▸ What is required: Output an exact reproduction of the data.

▸ Supplied data:
------------------------------------------------------------

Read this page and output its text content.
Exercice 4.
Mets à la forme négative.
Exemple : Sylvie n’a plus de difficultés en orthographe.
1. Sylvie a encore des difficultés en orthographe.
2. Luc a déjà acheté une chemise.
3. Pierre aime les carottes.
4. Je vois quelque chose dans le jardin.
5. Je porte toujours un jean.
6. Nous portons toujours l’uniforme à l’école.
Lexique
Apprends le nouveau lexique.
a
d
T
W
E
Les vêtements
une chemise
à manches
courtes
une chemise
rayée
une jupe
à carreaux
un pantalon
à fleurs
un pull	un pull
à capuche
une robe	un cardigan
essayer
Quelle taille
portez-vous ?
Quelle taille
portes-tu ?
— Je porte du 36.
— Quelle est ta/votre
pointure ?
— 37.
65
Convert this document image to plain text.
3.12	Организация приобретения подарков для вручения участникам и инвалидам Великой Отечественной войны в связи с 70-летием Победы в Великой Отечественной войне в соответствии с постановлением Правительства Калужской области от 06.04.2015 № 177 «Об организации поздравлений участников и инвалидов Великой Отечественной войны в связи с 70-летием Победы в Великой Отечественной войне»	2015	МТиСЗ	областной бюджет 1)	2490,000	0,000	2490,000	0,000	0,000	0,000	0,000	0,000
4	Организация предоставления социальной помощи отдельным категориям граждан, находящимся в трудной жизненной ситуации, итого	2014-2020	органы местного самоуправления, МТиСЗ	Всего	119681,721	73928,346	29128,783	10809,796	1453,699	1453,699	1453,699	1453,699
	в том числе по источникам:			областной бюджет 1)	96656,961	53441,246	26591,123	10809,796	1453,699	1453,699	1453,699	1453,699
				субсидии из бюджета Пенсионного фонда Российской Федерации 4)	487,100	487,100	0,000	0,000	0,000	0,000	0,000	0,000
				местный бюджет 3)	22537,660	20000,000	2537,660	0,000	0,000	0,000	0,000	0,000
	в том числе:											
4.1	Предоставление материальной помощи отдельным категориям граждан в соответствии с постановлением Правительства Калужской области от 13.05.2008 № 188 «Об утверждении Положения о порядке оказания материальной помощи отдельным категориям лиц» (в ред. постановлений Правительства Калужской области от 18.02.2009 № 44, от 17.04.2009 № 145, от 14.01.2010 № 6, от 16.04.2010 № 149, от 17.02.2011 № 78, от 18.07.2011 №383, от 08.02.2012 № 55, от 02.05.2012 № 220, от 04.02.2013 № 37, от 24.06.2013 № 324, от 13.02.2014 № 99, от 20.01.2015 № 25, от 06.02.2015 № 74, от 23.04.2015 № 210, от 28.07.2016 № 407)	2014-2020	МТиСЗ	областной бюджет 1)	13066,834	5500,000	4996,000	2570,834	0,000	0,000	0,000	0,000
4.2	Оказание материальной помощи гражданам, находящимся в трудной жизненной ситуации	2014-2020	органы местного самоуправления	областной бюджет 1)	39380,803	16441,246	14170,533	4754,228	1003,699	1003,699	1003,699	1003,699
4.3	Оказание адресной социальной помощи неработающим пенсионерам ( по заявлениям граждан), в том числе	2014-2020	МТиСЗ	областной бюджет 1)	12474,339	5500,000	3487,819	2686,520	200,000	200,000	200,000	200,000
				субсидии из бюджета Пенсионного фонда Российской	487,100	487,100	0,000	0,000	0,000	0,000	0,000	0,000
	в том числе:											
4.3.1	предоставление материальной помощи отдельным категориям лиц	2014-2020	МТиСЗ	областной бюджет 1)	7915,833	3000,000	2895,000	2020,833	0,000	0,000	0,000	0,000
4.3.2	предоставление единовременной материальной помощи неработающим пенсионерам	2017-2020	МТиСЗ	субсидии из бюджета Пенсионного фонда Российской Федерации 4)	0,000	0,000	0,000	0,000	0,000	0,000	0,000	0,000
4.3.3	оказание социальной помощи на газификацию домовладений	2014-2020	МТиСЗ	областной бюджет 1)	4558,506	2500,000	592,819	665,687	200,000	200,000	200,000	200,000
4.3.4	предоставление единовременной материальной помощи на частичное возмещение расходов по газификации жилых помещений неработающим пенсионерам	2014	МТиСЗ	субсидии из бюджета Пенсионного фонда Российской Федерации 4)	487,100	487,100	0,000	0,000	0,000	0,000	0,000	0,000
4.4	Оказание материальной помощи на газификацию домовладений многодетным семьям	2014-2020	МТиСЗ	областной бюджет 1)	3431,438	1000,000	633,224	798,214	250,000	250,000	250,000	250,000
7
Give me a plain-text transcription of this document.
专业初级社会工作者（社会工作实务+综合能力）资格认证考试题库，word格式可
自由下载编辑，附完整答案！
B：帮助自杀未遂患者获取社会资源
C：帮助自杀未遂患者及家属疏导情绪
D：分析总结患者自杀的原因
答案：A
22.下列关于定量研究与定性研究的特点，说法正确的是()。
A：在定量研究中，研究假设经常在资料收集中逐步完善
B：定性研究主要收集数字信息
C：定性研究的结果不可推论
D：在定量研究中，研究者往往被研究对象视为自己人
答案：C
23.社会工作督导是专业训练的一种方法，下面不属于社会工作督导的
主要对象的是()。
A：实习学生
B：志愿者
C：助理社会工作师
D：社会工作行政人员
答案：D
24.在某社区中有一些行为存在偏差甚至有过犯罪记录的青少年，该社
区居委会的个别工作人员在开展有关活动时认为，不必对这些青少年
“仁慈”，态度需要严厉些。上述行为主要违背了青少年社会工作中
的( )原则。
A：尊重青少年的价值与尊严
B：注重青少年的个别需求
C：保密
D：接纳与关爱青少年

------------------------------------------------------------

▸ Completed task:
Read this page and output its text content.
Exercice 4.
Mets à la forme négative.
Exemple : Sylvie n’a plus de difficultés en orthographe.
1. Sylvie a encore des difficultés en orthographe.
2. Luc a déjà acheté une chemise.
3. Pierre aime les carottes.
4. Je vois quelque chose dans le jardin.
5. Je porte toujours un jean.
6. Nous portons toujours l’uniforme à l’école.
Lexique
Apprends le nouveau lexique.
a
d
T
W
E
Les vêtements
une chemise
à manches
courtes
une chemise
rayée
une jupe
à carreaux
un pantalon
à fleurs
un pull	un pull
à capuche
une robe	un cardigan
essayer
Quelle taille
portez-vous ?
Quelle taille
portes-tu ?
— Je porte du 36.
— Quelle est ta/votre
pointure ?
— 37.
65
Convert this document image to plain text.
3.12	Организация приобретения подарков для вручения участникам и инвалидам Великой Отечественной войны в связи с 70-летием Победы в Великой Отечественной войне в соответствии с постановлением Правительства Калужской области от 06.04.2015 № 177 «Об организации поздравлений участников и инвалидов Великой Отечественной войны в связи с 70-летием Победы в Великой Отечественной войне»	2015	МТиСЗ	областной бюджет 1)	2490,000	0,000	2490,000	0,000	0,000	0,000	0,000	0,000
4	Организация предоставления социальной помощи отдельным категориям граждан, находящимся в трудной жизненной ситуации, итого	2014-2020	органы местного самоуправления, МТиСЗ	Всего	119681,721	73928,346	29128,783	10809,796	1453,699	1453,699	1453,699	1453,699
	в том числе по источникам:			областной бюджет 1)	96656,961	53441,246	26591,123	10809,796	1453,699	1453,699	1453,699	1453,699
				субсидии из бюджета Пенсионного фонда Российской Федерации 4)	487,100	487,100	0,000	0,000	0,000	0,000	0,000	0,000
				местный бюджет 3)	22537,660	20000,000	2537,660	0,000	0,000	0,000	0,000	0,000
	в том числе:											
4.1	Предоставление материальной помощи отдельным категориям граждан в соответствии с постановлением Правительства Калужской области от 13.05.2008 № 188 «Об утверждении Положения о порядке оказания материальной помощи отдельным категориям лиц» (в ред. постановлений Правительства Калужской области от 18.02.2009 № 44, от 17.04.2009 № 145, от 14.01.2010 № 6, от 16.04.2010 № 149, от 17.02.2011 № 78, от 18.07.2011 №383, от 08.02.2012 № 55, от 02.05.2012 № 220, от 04.02.2013 № 37, от 24.06.2013 № 324, от 13.02.2014 № 99, от 20.01.2015 № 25, от 06.02.2015 № 74, от 23.04.2015 № 210, от 28.07.2016 № 407)	2014-2020	МТиСЗ	областной бюджет 1)	13066,834	5500,000	4996,000	2570,834	0,000	0,000	0,000	0,000
4.2	Оказание материальной помощи гражданам, находящимся в трудной жизненной ситуации	2014-2020	органы местного самоуправления	областной бюджет 1)	39380,803	16441,246	14170,533	4754,228	1003,699	1003,699	1003,699	1003,699
4.3	Оказание адресной социальной помощи неработающим пенсионерам ( по заявлениям граждан), в том числе	2014-2020	МТиСЗ	областной бюджет 1)	12474,339	5500,000	3487,819	2686,520	200,000	200,000	200,000	200,000
				субсидии из бюджета Пенсионного фонда Российской	487,100	487,100	0,000	0,000	0,000	0,000	0,000	0,000
	в том числе:											
4.3.1	предоставление материальной помощи отдельным категориям лиц	2014-2020	МТиСЗ	областной бюджет 1)	7915,833	3000,000	2895,000	2020,833	0,000	0,000	0,000	0,000
4.3.2	предоставление единовременной материальной помощи неработающим пенсионерам	2017-2020	МТиСЗ	субсидии из бюджета Пенсионного фонда Российской Федерации 4)	0,000	0,000	0,000	0,000	0,000	0,000	0,000	0,000
4.3.3	оказание социальной помощи на газификацию домовладений	2014-2020	МТиСЗ	областной бюджет 1)	4558,506	2500,000	592,819	665,687	200,000	200,000	200,000	200,000
4.3.4	предоставление единовременной материальной помощи на частичное возмещение расходов по газификации жилых помещений неработающим пенсионерам	2014	МТиСЗ	субсидии из бюджета Пенсионного фонда Российской Федерации 4)	487,100	487,100	0,000	0,000	0,000	0,000	0,000	0,000
4.4	Оказание материальной помощи на газификацию домовладений многодетным семьям	2014-2020	МТиСЗ	областной бюджет 1)	3431,438	1000,000	633,224	798,214	250,000	250,000	250,000	250,000
7
Give me a plain-text transcription of this document.
专业初级社会工作者（社会工作实务+综合能力）资格认证考试题库，word格式可
自由下载编辑，附完整答案！
B：帮助自杀未遂患者获取社会资源
C：帮助自杀未遂患者及家属疏导情绪
D：分析总结患者自杀的原因
答案：A
22.下列关于定量研究与定性研究的特点，说法正确的是()。
A：在定量研究中，研究假设经常在资料收集中逐步完善
B：定性研究主要收集数字信息
C：定性研究的结果不可推论
D：在定量研究中，研究者往往被研究对象视为自己人
答案：C
23.社会工作督导是专业训练的一种方法，下面不属于社会工作督导的
主要对象的是()。
A：实习学生
B：志愿者
C：助理社会工作师
D：社会工作行政人员
答案：D
24.在某社区中有一些行为存在偏差甚至有过犯罪记录的青少年，该社
区居委会的个别工作人员在开展有关活动时认为，不必对这些青少年
“仁慈”，态度需要严厉些。上述行为主要违背了青少年社会工作中
的( )原则。
A：尊重青少年的价值与尊严
B：注重青少年的个别需求
C：保密
D：接纳与关爱青少年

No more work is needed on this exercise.